- TASK TO COMPLETE: List each line holding the string "source".

- - -

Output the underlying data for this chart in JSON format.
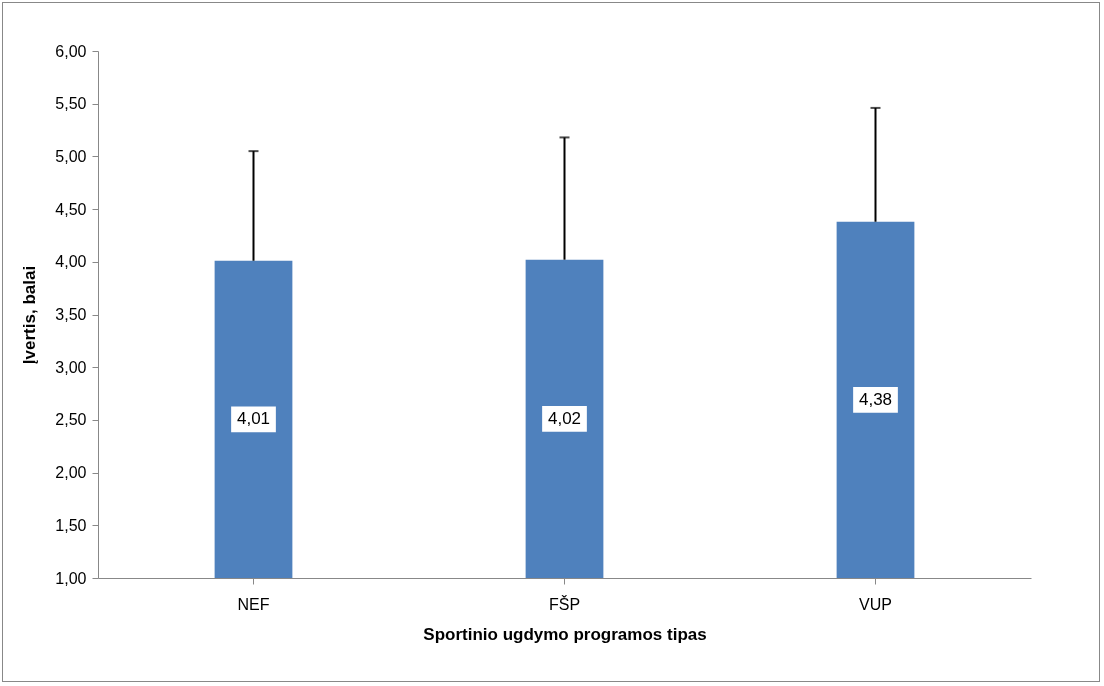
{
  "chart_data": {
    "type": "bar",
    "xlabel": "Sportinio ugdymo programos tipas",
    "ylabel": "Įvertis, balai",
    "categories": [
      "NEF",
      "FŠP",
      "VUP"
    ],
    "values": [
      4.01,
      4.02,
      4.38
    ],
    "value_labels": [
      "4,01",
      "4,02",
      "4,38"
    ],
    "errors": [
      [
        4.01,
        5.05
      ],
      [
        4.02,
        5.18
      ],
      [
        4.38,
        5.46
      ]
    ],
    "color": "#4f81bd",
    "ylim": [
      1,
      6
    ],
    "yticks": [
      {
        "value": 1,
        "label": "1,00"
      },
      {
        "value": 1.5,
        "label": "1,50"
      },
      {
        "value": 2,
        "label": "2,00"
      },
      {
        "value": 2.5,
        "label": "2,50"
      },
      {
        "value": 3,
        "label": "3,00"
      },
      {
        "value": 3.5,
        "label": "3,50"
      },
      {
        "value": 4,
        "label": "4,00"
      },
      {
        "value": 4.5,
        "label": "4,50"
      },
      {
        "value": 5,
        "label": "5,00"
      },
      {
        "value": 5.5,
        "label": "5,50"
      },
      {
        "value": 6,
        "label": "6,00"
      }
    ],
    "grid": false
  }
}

- - -

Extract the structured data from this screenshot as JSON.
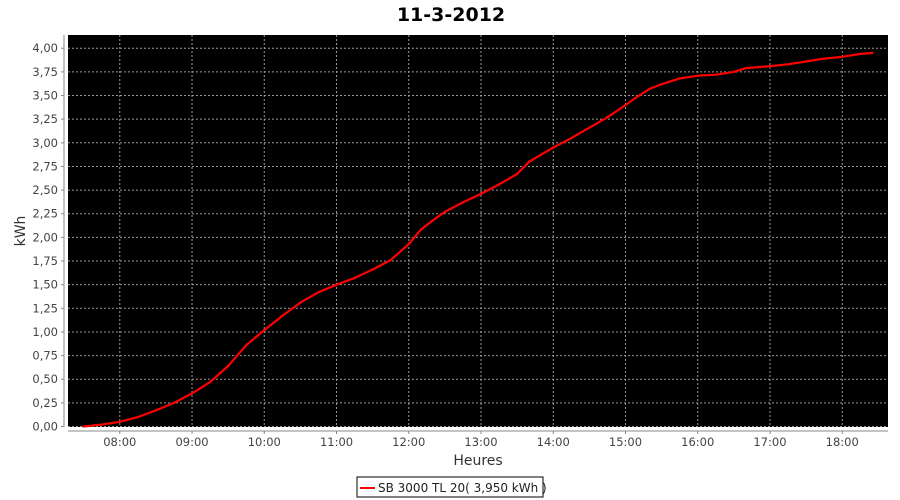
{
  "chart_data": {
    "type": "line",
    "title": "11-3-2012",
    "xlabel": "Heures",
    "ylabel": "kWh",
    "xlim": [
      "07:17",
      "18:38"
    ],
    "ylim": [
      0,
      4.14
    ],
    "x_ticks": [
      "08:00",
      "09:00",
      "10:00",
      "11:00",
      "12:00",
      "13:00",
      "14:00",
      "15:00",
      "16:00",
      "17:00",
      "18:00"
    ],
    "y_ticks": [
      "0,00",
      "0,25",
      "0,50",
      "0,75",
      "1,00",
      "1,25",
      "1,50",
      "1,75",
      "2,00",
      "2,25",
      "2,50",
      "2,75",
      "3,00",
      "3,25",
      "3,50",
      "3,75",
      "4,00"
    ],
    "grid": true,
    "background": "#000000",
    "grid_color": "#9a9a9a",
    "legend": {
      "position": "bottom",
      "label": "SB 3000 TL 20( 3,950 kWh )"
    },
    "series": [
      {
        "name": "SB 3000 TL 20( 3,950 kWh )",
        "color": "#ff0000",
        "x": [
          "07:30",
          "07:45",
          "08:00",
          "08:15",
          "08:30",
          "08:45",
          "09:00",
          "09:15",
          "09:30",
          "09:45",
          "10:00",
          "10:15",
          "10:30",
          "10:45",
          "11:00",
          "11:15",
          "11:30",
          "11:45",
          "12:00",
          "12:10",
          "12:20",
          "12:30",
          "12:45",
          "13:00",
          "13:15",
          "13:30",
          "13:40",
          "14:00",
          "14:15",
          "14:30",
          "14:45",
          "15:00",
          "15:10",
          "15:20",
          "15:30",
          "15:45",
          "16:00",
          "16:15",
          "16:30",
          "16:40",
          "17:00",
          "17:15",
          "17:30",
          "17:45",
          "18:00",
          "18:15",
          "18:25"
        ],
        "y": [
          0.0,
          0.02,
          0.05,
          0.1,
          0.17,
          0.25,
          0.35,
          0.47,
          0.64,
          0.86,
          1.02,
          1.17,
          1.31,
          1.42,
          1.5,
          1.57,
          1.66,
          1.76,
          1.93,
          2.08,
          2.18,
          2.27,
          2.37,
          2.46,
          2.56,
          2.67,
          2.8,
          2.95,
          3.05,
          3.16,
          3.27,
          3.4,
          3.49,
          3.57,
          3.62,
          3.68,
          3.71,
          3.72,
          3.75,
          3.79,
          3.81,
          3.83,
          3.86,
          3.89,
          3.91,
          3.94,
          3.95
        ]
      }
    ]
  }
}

- - -

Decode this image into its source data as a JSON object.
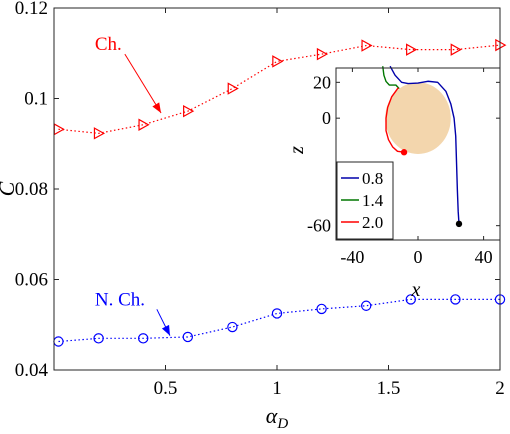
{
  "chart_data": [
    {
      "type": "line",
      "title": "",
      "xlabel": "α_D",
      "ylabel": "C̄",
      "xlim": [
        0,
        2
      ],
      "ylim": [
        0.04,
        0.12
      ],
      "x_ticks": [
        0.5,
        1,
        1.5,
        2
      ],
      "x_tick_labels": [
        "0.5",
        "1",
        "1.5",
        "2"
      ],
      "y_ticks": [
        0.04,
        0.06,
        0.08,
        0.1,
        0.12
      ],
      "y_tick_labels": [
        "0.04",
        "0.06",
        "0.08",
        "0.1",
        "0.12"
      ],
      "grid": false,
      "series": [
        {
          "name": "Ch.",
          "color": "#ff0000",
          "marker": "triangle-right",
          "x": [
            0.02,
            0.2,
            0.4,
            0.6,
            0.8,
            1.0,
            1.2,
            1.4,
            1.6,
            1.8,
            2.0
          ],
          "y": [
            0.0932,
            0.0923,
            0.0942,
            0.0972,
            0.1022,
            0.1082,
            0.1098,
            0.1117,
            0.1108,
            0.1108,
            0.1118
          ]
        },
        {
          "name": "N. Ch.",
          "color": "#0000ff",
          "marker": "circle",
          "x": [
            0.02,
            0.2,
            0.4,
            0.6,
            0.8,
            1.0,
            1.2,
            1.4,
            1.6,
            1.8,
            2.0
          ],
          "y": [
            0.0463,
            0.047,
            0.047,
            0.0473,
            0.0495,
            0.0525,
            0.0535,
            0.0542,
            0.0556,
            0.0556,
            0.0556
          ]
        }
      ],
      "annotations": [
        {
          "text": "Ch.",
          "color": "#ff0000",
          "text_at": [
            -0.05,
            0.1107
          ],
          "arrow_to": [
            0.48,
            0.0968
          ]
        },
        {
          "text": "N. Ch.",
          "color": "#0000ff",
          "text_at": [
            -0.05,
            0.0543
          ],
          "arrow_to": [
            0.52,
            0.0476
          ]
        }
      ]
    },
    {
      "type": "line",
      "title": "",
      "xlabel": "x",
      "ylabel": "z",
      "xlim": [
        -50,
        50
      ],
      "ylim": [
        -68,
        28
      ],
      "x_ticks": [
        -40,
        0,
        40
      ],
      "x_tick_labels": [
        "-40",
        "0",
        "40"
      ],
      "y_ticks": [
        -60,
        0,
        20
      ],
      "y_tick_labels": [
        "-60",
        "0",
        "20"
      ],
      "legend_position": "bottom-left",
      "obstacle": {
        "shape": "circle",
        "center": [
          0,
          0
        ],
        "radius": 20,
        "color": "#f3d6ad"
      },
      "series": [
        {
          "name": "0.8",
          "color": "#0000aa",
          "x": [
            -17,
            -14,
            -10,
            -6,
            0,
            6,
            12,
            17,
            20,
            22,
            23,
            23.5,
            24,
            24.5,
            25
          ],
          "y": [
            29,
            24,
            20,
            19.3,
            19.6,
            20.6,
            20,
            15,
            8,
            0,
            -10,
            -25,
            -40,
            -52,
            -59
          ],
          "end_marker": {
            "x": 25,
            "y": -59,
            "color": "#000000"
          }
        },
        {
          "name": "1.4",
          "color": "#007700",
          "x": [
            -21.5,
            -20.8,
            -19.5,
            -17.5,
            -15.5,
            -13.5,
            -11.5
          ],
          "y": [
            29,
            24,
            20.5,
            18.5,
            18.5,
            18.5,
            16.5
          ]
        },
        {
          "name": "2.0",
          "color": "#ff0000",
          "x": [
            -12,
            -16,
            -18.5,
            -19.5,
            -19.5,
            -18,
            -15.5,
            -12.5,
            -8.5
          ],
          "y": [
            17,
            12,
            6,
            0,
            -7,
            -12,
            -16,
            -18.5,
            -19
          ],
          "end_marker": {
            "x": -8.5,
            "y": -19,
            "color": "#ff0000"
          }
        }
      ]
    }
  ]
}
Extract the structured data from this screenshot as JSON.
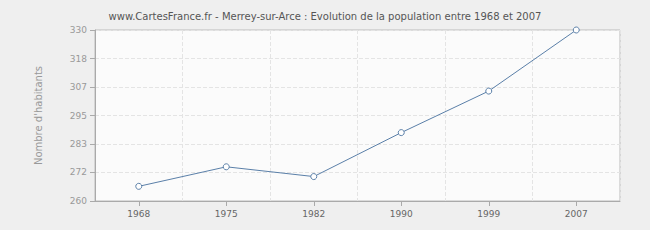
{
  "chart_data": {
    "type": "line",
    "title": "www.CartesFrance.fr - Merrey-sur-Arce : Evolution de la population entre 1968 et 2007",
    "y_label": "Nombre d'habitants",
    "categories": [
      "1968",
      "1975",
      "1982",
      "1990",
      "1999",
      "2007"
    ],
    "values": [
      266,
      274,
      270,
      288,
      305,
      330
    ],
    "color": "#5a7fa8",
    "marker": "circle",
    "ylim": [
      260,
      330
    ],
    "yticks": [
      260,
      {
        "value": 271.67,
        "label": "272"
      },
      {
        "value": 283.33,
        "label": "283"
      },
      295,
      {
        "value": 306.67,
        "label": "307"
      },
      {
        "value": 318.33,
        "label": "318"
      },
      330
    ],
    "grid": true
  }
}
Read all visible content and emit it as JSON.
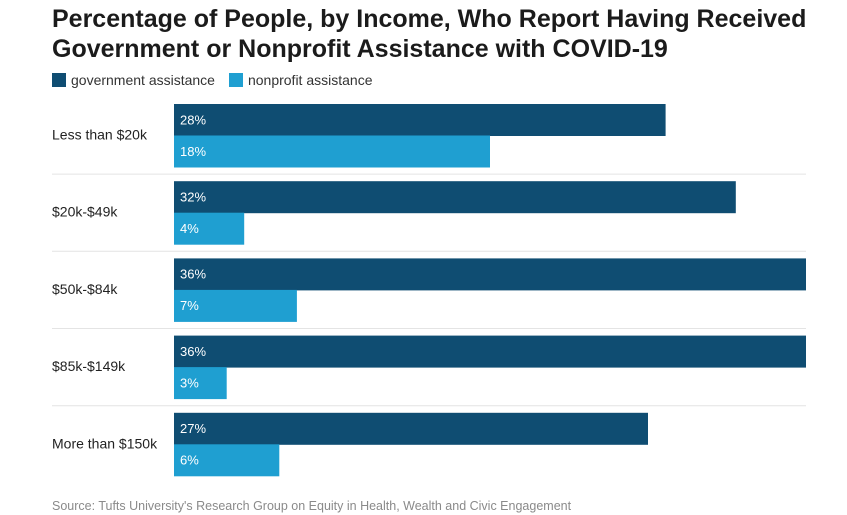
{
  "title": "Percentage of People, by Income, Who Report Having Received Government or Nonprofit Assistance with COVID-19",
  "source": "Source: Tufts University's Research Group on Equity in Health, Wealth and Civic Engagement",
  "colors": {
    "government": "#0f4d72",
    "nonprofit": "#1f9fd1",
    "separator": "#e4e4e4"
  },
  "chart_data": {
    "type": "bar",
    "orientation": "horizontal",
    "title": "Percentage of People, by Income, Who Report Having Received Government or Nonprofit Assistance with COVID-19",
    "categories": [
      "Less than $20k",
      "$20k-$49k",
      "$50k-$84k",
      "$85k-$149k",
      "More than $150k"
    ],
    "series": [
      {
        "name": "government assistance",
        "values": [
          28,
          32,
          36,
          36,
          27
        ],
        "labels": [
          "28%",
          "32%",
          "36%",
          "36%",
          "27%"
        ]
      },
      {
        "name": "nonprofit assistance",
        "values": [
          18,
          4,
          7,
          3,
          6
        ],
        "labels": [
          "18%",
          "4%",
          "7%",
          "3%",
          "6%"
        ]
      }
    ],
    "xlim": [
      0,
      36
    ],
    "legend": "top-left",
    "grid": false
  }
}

- - -

- TASK ANSWER:
Decode this image into its source data as a JSON object.
  "source": "Source: Tufts University's Research Group on Equity in Health, Wealth and Civic Engagement",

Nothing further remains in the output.